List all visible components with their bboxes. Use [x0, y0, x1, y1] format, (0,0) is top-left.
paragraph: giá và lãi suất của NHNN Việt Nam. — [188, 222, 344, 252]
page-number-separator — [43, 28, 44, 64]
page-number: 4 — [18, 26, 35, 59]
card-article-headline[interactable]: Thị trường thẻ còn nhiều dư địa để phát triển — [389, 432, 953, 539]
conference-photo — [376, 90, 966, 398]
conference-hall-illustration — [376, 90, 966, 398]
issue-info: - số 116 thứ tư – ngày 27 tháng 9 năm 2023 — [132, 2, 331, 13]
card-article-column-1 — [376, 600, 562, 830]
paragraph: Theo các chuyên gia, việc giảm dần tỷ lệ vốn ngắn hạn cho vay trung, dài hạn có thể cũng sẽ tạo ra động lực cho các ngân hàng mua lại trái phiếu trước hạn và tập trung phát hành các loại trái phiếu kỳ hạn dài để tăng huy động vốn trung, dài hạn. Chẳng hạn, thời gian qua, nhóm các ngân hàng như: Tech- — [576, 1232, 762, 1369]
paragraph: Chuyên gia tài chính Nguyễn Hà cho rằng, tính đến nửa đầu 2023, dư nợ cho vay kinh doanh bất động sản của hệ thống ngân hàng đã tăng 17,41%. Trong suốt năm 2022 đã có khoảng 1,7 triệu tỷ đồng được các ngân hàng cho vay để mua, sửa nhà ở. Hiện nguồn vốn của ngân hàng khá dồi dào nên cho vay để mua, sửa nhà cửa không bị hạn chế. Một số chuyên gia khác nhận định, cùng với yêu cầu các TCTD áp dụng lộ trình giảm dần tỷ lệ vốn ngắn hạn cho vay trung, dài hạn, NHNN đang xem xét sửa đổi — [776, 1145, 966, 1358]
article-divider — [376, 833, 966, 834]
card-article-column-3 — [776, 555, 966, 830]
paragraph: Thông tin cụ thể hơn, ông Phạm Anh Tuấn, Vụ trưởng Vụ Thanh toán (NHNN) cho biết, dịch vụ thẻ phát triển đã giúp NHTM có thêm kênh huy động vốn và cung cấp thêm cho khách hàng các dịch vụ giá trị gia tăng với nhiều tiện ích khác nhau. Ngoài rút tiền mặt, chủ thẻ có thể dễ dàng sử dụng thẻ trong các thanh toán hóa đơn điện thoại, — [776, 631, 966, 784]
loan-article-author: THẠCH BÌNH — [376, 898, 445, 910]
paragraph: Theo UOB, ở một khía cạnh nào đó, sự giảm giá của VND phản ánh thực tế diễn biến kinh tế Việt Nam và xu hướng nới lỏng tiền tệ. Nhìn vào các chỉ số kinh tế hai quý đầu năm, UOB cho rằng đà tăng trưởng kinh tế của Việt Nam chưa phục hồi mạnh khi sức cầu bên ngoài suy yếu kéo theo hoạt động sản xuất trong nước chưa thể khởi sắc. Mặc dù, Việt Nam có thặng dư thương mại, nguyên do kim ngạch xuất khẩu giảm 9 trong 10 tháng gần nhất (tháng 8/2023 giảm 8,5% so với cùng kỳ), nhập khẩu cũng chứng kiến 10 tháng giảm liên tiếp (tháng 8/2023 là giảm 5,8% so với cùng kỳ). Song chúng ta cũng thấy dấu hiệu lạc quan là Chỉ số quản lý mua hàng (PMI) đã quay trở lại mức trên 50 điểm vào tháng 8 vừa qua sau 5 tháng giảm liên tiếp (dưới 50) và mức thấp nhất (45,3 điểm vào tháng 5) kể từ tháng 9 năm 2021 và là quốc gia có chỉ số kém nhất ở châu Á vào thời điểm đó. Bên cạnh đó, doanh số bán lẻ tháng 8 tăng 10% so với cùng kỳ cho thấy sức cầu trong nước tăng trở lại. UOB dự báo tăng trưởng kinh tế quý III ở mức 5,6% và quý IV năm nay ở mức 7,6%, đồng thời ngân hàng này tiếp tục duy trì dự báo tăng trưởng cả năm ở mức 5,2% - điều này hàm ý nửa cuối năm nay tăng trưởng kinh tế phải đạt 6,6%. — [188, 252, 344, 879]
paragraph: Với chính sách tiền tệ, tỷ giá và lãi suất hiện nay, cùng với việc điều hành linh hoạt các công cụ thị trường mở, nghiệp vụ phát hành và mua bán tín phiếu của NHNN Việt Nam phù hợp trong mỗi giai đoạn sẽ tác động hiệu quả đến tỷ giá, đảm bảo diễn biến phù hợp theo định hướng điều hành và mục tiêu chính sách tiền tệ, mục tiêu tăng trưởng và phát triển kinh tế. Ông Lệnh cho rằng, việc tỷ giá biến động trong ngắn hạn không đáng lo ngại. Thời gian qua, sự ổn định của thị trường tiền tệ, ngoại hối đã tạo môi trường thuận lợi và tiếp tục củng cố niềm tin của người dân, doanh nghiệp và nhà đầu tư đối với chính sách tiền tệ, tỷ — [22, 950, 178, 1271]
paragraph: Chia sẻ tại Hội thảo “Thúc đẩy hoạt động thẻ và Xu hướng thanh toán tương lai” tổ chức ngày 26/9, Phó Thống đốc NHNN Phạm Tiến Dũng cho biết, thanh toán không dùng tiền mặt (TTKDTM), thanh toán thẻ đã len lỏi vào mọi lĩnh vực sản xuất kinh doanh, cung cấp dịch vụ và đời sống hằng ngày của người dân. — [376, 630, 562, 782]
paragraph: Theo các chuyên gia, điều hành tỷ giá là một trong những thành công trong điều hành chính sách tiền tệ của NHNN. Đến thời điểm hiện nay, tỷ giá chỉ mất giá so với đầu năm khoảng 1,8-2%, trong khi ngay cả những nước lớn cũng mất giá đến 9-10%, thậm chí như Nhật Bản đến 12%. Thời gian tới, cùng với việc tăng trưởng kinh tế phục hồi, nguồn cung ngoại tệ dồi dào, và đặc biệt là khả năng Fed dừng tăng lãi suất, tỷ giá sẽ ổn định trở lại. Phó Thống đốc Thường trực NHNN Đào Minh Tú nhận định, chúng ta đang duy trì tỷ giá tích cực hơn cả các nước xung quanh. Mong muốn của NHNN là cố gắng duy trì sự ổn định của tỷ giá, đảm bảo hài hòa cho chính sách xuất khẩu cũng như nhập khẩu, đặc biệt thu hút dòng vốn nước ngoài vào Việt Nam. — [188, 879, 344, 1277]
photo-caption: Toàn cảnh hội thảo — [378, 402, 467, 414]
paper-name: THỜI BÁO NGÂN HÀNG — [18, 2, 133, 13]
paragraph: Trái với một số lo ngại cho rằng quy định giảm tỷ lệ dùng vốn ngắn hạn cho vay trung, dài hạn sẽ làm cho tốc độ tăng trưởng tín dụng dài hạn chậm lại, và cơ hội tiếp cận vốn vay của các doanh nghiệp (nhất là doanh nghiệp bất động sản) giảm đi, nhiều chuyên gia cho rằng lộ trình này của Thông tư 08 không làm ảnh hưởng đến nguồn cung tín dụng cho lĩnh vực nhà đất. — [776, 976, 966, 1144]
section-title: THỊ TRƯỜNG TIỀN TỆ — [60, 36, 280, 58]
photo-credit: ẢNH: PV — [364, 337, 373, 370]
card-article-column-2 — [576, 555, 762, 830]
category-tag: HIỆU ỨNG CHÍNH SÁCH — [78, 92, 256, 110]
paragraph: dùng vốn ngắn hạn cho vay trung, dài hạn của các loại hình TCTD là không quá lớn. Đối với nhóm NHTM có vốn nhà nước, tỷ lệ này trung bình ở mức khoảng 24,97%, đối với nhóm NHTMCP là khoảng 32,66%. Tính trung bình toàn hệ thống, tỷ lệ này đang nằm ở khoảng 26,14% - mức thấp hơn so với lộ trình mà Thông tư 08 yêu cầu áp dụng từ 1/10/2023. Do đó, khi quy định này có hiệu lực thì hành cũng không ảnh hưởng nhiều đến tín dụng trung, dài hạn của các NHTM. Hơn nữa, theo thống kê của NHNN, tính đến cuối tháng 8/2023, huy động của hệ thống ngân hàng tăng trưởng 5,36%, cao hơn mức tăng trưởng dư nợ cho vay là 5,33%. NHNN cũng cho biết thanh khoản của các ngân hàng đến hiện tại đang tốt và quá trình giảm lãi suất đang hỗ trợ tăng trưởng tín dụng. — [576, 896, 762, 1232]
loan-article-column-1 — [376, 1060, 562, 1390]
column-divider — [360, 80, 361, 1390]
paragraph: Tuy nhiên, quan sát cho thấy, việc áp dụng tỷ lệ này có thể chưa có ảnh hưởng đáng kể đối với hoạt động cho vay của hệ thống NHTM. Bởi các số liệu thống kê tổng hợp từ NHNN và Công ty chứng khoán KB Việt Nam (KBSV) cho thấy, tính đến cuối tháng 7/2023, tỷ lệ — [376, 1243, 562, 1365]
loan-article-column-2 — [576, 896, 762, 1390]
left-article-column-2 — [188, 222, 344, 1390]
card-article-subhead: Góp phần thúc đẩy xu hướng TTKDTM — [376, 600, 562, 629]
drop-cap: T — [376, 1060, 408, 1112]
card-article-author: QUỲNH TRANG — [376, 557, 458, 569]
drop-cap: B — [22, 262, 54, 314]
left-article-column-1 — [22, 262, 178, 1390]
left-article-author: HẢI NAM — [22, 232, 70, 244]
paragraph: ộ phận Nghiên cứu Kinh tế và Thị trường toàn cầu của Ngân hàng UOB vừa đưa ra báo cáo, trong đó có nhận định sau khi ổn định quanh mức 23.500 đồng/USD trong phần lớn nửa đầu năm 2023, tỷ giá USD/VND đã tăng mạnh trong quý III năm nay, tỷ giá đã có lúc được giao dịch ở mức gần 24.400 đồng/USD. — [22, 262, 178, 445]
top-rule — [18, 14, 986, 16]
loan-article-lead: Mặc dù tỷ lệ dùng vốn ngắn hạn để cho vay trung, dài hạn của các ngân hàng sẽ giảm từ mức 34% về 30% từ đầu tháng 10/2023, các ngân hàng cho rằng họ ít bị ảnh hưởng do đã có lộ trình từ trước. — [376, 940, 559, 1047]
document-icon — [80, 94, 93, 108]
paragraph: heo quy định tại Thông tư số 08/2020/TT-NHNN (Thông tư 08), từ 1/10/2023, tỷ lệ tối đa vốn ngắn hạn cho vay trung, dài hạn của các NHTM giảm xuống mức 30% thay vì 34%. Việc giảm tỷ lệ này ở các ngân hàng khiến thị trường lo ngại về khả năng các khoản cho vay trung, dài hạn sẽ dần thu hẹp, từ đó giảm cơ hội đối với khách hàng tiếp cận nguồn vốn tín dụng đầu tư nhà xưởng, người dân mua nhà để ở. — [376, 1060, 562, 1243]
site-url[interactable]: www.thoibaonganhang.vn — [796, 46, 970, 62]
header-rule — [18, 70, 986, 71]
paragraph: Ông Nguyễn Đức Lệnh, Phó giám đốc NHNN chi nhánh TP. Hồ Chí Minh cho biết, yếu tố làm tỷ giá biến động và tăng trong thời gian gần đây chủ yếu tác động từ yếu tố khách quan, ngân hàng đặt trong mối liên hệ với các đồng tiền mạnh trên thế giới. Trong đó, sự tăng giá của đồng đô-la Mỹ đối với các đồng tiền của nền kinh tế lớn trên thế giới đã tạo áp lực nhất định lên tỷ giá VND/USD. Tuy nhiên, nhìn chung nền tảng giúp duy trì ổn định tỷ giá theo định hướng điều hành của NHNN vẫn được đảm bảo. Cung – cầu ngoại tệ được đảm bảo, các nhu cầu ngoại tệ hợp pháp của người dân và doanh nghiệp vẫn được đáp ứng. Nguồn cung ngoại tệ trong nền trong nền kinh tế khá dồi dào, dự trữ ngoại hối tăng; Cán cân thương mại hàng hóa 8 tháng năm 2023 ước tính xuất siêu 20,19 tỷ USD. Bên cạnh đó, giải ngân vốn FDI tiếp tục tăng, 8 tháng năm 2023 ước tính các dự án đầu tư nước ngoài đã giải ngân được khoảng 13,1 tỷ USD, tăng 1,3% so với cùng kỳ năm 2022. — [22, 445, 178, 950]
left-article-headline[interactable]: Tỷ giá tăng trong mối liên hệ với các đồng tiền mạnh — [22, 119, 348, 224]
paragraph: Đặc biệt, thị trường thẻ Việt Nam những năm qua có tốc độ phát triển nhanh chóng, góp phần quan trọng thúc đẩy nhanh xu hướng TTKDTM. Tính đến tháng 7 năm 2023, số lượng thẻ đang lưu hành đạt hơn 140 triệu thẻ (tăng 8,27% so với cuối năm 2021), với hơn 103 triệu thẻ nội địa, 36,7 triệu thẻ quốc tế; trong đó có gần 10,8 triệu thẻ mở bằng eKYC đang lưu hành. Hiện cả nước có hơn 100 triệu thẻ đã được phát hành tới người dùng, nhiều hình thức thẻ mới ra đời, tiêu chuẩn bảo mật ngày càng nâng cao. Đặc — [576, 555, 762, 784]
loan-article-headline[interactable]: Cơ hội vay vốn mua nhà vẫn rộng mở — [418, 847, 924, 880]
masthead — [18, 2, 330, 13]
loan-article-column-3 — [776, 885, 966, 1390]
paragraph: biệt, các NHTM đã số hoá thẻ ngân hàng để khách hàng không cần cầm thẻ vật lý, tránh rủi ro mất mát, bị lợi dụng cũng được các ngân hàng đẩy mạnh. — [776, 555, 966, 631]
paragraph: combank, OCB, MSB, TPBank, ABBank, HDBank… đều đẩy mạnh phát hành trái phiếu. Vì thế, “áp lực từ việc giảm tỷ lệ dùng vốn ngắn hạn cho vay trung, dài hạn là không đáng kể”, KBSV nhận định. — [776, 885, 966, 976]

▸ YOUR GOAL
Please report every line of the entries above that contains the string "drop".

▸ TASK ANSWER
drop-cap: T — [376, 1060, 408, 1112]
drop-cap: B — [22, 262, 54, 314]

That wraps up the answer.